Records drawn from a dataset
==================================================

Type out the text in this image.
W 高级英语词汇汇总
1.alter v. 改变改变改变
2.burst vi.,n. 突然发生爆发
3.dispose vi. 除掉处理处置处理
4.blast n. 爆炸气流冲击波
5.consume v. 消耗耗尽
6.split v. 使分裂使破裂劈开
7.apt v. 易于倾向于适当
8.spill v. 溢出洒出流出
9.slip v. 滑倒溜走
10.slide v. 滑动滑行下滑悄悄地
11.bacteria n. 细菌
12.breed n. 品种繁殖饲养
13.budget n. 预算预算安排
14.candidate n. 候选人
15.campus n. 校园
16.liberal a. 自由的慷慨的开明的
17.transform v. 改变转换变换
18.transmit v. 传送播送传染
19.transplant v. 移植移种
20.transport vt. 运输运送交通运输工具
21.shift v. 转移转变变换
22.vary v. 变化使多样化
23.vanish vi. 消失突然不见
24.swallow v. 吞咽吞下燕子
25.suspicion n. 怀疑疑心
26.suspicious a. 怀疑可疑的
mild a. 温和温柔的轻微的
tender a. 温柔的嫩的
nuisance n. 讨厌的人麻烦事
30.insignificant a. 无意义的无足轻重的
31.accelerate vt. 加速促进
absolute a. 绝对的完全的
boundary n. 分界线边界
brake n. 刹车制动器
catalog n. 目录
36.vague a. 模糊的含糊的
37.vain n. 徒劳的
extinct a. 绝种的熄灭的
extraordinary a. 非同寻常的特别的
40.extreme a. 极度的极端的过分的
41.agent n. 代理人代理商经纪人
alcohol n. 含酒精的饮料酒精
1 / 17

==================================================

§ **Exercise goal**
Reproduce the complete data exactly as presented above.

§ **Answer**
Type out the text in this image.
W 高级英语词汇汇总
1.alter v. 改变改变改变
2.burst vi.,n. 突然发生爆发
3.dispose vi. 除掉处理处置处理
4.blast n. 爆炸气流冲击波
5.consume v. 消耗耗尽
6.split v. 使分裂使破裂劈开
7.apt v. 易于倾向于适当
8.spill v. 溢出洒出流出
9.slip v. 滑倒溜走
10.slide v. 滑动滑行下滑悄悄地
11.bacteria n. 细菌
12.breed n. 品种繁殖饲养
13.budget n. 预算预算安排
14.candidate n. 候选人
15.campus n. 校园
16.liberal a. 自由的慷慨的开明的
17.transform v. 改变转换变换
18.transmit v. 传送播送传染
19.transplant v. 移植移种
20.transport vt. 运输运送交通运输工具
21.shift v. 转移转变变换
22.vary v. 变化使多样化
23.vanish vi. 消失突然不见
24.swallow v. 吞咽吞下燕子
25.suspicion n. 怀疑疑心
26.suspicious a. 怀疑可疑的
mild a. 温和温柔的轻微的
tender a. 温柔的嫩的
nuisance n. 讨厌的人麻烦事
30.insignificant a. 无意义的无足轻重的
31.accelerate vt. 加速促进
absolute a. 绝对的完全的
boundary n. 分界线边界
brake n. 刹车制动器
catalog n. 目录
36.vague a. 模糊的含糊的
37.vain n. 徒劳的
extinct a. 绝种的熄灭的
extraordinary a. 非同寻常的特别的
40.extreme a. 极度的极端的过分的
41.agent n. 代理人代理商经纪人
alcohol n. 含酒精的饮料酒精
1 / 17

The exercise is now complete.